Return each line holding the string "adipiscing".

* START Provided data *

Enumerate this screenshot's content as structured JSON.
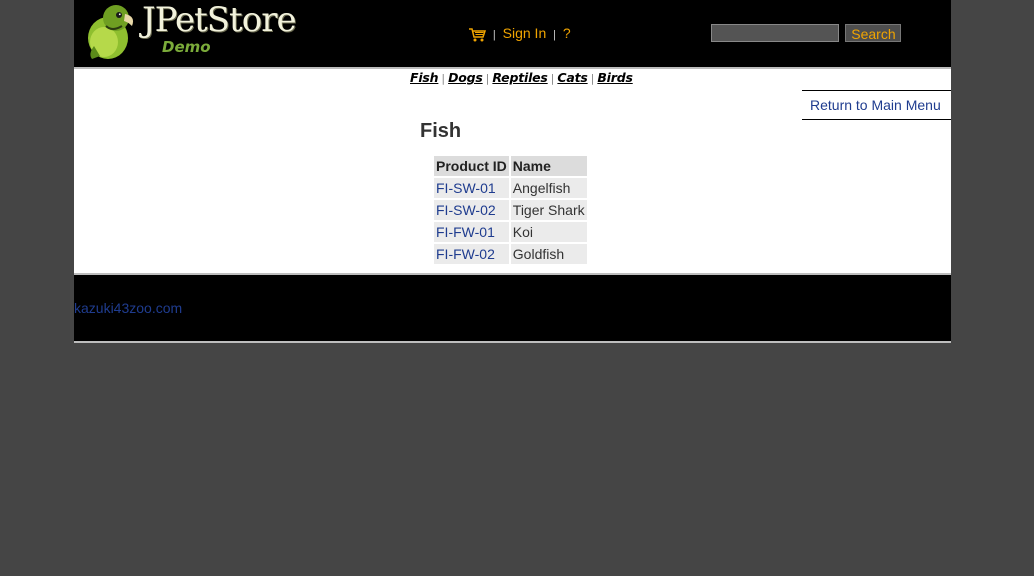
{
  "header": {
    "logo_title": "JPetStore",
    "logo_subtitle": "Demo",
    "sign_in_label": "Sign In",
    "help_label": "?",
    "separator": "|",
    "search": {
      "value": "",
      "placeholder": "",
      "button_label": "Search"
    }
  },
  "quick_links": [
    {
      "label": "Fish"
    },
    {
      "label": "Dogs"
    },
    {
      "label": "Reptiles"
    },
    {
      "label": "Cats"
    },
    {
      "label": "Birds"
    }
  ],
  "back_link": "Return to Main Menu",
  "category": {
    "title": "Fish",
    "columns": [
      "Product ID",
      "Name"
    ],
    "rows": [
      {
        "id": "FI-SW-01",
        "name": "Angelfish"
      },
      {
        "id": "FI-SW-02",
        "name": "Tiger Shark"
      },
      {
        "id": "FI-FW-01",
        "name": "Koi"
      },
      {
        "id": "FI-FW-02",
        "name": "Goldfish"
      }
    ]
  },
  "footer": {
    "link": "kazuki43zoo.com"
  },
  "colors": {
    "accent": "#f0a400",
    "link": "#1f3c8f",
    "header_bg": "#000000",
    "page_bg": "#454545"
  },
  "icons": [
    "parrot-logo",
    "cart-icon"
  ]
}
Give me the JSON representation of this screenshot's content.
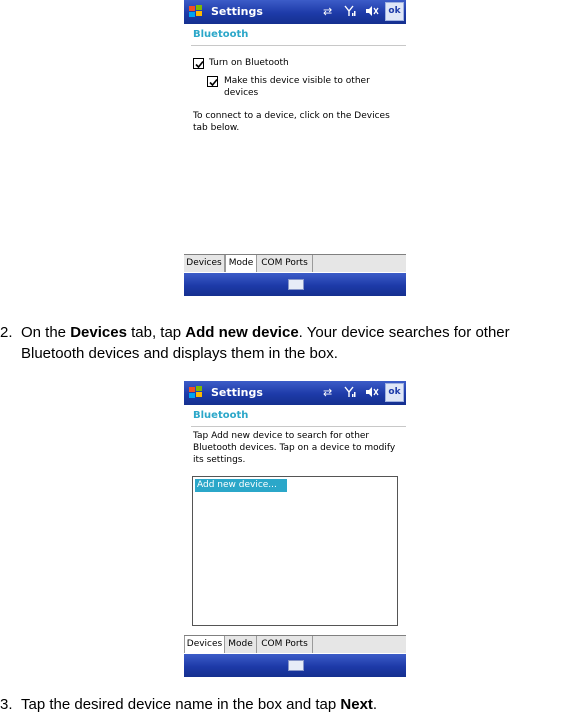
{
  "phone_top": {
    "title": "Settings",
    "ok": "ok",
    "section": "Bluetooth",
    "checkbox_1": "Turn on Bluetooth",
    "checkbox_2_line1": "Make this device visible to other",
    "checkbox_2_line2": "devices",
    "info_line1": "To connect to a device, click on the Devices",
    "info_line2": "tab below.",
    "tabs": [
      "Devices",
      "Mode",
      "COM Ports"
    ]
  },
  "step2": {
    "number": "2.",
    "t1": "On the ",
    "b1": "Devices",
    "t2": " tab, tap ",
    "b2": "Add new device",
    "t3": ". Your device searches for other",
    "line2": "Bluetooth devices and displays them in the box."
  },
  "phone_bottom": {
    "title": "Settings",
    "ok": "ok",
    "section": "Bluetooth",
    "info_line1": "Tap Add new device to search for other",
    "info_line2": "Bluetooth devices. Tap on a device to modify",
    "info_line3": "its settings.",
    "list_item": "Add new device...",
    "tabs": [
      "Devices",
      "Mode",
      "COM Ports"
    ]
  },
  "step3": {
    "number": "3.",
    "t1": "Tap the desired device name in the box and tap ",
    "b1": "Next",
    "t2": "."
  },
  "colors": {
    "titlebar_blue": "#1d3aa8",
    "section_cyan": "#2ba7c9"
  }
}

* END Provided data *
* START Provided data *

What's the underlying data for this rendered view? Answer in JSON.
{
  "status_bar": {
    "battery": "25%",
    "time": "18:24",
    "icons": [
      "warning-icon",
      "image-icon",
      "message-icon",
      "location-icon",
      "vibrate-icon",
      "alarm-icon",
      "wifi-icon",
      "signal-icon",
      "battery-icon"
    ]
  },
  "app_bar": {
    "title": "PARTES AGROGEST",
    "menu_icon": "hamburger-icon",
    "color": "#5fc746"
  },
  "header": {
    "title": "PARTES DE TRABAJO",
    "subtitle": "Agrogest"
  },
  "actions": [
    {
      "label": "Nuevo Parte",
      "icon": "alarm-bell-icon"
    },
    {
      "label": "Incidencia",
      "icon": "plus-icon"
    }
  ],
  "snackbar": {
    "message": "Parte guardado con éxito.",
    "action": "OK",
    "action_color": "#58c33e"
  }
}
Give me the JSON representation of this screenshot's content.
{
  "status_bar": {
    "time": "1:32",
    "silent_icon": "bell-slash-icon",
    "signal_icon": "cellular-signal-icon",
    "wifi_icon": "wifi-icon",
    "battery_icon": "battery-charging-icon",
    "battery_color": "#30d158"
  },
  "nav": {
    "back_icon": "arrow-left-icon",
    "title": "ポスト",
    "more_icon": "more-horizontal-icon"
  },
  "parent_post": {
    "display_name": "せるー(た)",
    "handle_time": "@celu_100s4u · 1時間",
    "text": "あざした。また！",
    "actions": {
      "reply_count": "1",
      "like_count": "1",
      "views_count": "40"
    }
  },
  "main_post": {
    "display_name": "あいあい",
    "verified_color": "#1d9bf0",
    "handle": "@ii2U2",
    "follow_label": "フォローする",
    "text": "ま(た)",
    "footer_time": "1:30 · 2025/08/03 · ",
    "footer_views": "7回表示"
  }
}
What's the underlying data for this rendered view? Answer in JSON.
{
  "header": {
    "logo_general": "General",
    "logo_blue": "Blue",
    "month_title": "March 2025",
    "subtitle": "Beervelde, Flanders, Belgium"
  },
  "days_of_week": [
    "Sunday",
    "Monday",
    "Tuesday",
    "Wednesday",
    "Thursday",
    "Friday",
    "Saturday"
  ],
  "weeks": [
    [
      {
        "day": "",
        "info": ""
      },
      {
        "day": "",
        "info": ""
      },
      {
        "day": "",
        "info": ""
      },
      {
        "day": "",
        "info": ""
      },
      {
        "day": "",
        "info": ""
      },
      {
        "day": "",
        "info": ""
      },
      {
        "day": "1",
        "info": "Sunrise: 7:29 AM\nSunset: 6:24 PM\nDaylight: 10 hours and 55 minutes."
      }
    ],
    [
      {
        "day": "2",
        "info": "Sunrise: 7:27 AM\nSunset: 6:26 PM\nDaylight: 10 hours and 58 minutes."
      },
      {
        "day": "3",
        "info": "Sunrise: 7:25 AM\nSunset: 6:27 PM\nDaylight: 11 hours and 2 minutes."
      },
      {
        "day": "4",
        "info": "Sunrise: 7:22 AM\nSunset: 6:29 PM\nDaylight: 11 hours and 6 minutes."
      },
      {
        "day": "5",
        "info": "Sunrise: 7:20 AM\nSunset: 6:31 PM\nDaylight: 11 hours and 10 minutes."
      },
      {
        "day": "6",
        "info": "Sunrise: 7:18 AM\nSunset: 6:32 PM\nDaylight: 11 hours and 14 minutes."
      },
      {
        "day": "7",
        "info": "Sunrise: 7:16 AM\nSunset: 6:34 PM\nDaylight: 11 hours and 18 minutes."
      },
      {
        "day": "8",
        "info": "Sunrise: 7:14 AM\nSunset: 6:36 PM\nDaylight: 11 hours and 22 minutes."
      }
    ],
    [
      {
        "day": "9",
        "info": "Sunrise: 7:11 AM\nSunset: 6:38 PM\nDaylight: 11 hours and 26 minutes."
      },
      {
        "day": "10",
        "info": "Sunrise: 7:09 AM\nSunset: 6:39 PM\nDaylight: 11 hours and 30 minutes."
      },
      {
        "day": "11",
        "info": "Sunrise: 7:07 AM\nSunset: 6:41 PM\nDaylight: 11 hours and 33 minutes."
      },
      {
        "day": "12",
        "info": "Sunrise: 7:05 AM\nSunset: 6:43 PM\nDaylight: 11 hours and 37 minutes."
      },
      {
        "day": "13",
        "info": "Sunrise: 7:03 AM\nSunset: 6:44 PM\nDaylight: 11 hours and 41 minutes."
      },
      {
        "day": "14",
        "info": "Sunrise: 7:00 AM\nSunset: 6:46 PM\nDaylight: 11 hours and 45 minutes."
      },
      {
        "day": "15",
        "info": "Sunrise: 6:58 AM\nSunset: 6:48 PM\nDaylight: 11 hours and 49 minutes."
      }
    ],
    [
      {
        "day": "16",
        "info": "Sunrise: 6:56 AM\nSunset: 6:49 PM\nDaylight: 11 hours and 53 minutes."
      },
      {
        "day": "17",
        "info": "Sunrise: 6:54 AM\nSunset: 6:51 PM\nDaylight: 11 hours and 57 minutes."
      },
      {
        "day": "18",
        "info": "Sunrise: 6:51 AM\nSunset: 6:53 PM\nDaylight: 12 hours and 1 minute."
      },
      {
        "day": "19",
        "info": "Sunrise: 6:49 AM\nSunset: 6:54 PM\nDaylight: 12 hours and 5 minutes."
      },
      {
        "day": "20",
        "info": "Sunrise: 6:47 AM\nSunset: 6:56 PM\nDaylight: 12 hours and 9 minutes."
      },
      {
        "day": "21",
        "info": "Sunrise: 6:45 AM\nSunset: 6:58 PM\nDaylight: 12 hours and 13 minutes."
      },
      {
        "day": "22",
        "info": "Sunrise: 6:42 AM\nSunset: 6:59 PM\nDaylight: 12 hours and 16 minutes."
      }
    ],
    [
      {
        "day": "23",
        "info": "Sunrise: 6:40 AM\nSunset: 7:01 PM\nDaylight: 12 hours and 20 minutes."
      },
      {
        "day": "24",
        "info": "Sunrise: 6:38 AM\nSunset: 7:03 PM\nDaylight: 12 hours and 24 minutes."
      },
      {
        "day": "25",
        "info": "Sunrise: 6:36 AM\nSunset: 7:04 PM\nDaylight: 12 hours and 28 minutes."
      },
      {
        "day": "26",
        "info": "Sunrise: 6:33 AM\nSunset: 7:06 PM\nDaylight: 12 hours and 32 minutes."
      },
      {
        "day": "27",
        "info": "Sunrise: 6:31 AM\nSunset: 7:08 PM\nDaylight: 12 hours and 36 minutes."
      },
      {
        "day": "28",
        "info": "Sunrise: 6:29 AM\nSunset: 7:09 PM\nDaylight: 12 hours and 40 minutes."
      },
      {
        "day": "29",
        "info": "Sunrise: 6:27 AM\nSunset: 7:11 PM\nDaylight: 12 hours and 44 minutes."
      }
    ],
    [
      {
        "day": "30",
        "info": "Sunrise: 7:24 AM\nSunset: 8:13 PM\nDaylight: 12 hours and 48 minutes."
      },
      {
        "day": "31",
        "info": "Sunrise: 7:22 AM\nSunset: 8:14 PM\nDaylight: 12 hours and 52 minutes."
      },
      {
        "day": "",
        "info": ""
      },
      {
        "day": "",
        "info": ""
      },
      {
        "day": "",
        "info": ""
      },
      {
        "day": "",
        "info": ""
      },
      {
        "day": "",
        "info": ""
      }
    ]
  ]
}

* END Provided data *
* START Provided data *

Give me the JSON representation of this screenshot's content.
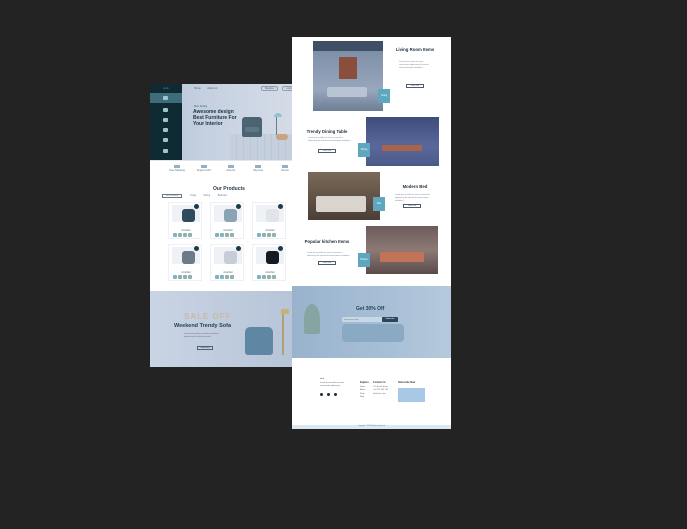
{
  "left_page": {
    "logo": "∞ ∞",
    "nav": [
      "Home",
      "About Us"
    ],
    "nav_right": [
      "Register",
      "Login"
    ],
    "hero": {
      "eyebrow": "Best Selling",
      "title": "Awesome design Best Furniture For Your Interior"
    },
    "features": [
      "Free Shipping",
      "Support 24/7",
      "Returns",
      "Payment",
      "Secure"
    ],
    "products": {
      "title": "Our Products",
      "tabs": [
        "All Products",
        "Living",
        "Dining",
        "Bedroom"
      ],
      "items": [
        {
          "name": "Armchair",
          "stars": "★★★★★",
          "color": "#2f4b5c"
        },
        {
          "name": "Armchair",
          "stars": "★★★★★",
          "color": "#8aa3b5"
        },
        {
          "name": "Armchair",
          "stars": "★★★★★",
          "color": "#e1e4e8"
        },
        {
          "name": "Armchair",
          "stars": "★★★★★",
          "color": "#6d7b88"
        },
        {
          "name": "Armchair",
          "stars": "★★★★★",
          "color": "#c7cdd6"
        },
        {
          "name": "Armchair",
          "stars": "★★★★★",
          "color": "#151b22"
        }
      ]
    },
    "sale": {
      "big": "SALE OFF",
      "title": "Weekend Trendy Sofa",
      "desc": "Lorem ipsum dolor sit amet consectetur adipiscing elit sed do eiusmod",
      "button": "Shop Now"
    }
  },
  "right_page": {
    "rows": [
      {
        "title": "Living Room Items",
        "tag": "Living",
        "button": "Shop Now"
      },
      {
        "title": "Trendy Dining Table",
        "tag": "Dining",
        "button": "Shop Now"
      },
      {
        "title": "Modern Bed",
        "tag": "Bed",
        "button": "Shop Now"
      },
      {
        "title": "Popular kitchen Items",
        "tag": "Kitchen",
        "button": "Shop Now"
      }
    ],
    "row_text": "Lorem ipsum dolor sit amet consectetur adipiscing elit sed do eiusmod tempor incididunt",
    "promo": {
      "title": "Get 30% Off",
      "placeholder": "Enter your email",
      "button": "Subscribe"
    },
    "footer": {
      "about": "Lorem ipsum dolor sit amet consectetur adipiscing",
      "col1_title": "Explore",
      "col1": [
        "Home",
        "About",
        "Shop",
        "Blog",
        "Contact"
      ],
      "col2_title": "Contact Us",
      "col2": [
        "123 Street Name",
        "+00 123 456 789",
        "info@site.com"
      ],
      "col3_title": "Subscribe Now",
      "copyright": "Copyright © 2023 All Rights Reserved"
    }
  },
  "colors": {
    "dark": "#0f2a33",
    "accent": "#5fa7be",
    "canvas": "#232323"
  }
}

* END Provided data *

■ **Complete output**:
      "desc": "Lorem ipsum dolor sit amet consectetur adipiscing elit sed do eiusmod",
    "row_text": "Lorem ipsum dolor sit amet consectetur adipiscing elit sed do eiusmod tempor incididunt",
      "about": "Lorem ipsum dolor sit amet consectetur adipiscing",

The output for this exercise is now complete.